**** DATA TO USE

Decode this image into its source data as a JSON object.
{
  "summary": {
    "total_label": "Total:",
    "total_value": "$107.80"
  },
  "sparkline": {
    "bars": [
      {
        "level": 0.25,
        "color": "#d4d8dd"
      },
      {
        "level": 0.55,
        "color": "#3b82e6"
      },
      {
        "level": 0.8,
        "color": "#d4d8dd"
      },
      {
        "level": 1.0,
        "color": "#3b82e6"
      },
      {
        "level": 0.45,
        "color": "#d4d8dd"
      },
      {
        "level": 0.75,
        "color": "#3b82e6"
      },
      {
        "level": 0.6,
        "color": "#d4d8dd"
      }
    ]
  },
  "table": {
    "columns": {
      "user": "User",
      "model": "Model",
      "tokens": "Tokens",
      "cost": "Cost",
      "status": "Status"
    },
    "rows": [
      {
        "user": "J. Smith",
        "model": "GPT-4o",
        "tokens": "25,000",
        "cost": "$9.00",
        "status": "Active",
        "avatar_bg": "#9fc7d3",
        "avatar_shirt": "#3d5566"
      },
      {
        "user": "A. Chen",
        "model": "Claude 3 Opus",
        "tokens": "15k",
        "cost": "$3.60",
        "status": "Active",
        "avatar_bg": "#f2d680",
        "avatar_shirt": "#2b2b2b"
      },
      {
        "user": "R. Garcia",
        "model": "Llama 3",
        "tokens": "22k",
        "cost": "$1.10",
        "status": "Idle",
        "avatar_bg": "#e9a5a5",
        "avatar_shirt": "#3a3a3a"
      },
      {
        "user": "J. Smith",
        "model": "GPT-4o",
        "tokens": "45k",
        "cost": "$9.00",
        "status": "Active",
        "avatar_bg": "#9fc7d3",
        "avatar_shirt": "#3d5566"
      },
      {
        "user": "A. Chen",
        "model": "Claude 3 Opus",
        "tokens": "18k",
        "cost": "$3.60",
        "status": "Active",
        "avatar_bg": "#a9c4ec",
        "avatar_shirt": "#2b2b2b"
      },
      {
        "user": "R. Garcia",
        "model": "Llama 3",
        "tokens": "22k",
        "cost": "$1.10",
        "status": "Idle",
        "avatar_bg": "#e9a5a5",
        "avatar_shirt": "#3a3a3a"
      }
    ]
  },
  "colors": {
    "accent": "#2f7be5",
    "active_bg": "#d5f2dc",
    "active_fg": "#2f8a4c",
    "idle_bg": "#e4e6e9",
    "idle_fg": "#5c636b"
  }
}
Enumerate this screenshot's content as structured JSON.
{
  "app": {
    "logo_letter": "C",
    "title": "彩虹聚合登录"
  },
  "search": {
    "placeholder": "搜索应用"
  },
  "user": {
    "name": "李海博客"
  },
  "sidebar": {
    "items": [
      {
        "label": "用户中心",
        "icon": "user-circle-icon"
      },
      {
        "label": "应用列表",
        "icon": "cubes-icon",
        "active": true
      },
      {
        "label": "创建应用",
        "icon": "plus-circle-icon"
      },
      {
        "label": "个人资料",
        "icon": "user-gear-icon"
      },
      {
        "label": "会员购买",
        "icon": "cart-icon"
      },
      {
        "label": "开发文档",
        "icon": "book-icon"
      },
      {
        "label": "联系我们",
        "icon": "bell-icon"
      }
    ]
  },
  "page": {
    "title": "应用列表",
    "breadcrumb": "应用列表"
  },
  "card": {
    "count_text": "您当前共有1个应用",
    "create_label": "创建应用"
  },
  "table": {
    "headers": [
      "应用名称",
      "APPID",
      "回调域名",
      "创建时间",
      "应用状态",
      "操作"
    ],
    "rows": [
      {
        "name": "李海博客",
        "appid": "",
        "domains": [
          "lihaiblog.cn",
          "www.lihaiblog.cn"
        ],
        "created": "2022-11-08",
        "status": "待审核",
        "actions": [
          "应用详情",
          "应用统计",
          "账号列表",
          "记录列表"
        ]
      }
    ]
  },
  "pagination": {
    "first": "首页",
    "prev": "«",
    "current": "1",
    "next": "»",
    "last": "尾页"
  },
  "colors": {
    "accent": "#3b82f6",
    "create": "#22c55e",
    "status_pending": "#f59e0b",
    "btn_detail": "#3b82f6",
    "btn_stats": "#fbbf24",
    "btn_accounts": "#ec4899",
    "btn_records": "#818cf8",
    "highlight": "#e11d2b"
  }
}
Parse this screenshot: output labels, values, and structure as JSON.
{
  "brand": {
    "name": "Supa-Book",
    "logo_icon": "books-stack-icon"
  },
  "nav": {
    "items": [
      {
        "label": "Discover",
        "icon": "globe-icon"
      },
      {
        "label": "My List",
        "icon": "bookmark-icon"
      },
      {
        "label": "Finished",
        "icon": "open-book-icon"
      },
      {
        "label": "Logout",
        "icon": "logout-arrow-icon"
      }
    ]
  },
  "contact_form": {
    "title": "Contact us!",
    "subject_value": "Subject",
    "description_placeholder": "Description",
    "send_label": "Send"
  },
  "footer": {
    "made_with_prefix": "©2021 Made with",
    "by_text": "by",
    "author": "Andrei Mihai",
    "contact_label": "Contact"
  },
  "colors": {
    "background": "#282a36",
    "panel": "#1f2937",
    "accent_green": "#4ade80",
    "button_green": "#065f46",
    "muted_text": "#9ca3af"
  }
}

********

> [PROBLEM] Copy the entries above exactly, leaving none out.

> [TASK SOLUTION]
Decode this image into its source data as a JSON object.
{
  "summary": {
    "total_label": "Total:",
    "total_value": "$107.80"
  },
  "sparkline": {
    "bars": [
      {
        "level": 0.25,
        "color": "#d4d8dd"
      },
      {
        "level": 0.55,
        "color": "#3b82e6"
      },
      {
        "level": 0.8,
        "color": "#d4d8dd"
      },
      {
        "level": 1.0,
        "color": "#3b82e6"
      },
      {
        "level": 0.45,
        "color": "#d4d8dd"
      },
      {
        "level": 0.75,
        "color": "#3b82e6"
      },
      {
        "level": 0.6,
        "color": "#d4d8dd"
      }
    ]
  },
  "table": {
    "columns": {
      "user": "User",
      "model": "Model",
      "tokens": "Tokens",
      "cost": "Cost",
      "status": "Status"
    },
    "rows": [
      {
        "user": "J. Smith",
        "model": "GPT-4o",
        "tokens": "25,000",
        "cost": "$9.00",
        "status": "Active",
        "avatar_bg": "#9fc7d3",
        "avatar_shirt": "#3d5566"
      },
      {
        "user": "A. Chen",
        "model": "Claude 3 Opus",
        "tokens": "15k",
        "cost": "$3.60",
        "status": "Active",
        "avatar_bg": "#f2d680",
        "avatar_shirt": "#2b2b2b"
      },
      {
        "user": "R. Garcia",
        "model": "Llama 3",
        "tokens": "22k",
        "cost": "$1.10",
        "status": "Idle",
        "avatar_bg": "#e9a5a5",
        "avatar_shirt": "#3a3a3a"
      },
      {
        "user": "J. Smith",
        "model": "GPT-4o",
        "tokens": "45k",
        "cost": "$9.00",
        "status": "Active",
        "avatar_bg": "#9fc7d3",
        "avatar_shirt": "#3d5566"
      },
      {
        "user": "A. Chen",
        "model": "Claude 3 Opus",
        "tokens": "18k",
        "cost": "$3.60",
        "status": "Active",
        "avatar_bg": "#a9c4ec",
        "avatar_shirt": "#2b2b2b"
      },
      {
        "user": "R. Garcia",
        "model": "Llama 3",
        "tokens": "22k",
        "cost": "$1.10",
        "status": "Idle",
        "avatar_bg": "#e9a5a5",
        "avatar_shirt": "#3a3a3a"
      }
    ]
  },
  "colors": {
    "accent": "#2f7be5",
    "active_bg": "#d5f2dc",
    "active_fg": "#2f8a4c",
    "idle_bg": "#e4e6e9",
    "idle_fg": "#5c636b"
  }
}
Enumerate this screenshot's content as structured JSON.
{
  "app": {
    "logo_letter": "C",
    "title": "彩虹聚合登录"
  },
  "search": {
    "placeholder": "搜索应用"
  },
  "user": {
    "name": "李海博客"
  },
  "sidebar": {
    "items": [
      {
        "label": "用户中心",
        "icon": "user-circle-icon"
      },
      {
        "label": "应用列表",
        "icon": "cubes-icon",
        "active": true
      },
      {
        "label": "创建应用",
        "icon": "plus-circle-icon"
      },
      {
        "label": "个人资料",
        "icon": "user-gear-icon"
      },
      {
        "label": "会员购买",
        "icon": "cart-icon"
      },
      {
        "label": "开发文档",
        "icon": "book-icon"
      },
      {
        "label": "联系我们",
        "icon": "bell-icon"
      }
    ]
  },
  "page": {
    "title": "应用列表",
    "breadcrumb": "应用列表"
  },
  "card": {
    "count_text": "您当前共有1个应用",
    "create_label": "创建应用"
  },
  "table": {
    "headers": [
      "应用名称",
      "APPID",
      "回调域名",
      "创建时间",
      "应用状态",
      "操作"
    ],
    "rows": [
      {
        "name": "李海博客",
        "appid": "",
        "domains": [
          "lihaiblog.cn",
          "www.lihaiblog.cn"
        ],
        "created": "2022-11-08",
        "status": "待审核",
        "actions": [
          "应用详情",
          "应用统计",
          "账号列表",
          "记录列表"
        ]
      }
    ]
  },
  "pagination": {
    "first": "首页",
    "prev": "«",
    "current": "1",
    "next": "»",
    "last": "尾页"
  },
  "colors": {
    "accent": "#3b82f6",
    "create": "#22c55e",
    "status_pending": "#f59e0b",
    "btn_detail": "#3b82f6",
    "btn_stats": "#fbbf24",
    "btn_accounts": "#ec4899",
    "btn_records": "#818cf8",
    "highlight": "#e11d2b"
  }
}
Parse this screenshot: output labels, values, and structure as JSON.
{
  "brand": {
    "name": "Supa-Book",
    "logo_icon": "books-stack-icon"
  },
  "nav": {
    "items": [
      {
        "label": "Discover",
        "icon": "globe-icon"
      },
      {
        "label": "My List",
        "icon": "bookmark-icon"
      },
      {
        "label": "Finished",
        "icon": "open-book-icon"
      },
      {
        "label": "Logout",
        "icon": "logout-arrow-icon"
      }
    ]
  },
  "contact_form": {
    "title": "Contact us!",
    "subject_value": "Subject",
    "description_placeholder": "Description",
    "send_label": "Send"
  },
  "footer": {
    "made_with_prefix": "©2021 Made with",
    "by_text": "by",
    "author": "Andrei Mihai",
    "contact_label": "Contact"
  },
  "colors": {
    "background": "#282a36",
    "panel": "#1f2937",
    "accent_green": "#4ade80",
    "button_green": "#065f46",
    "muted_text": "#9ca3af"
  }
}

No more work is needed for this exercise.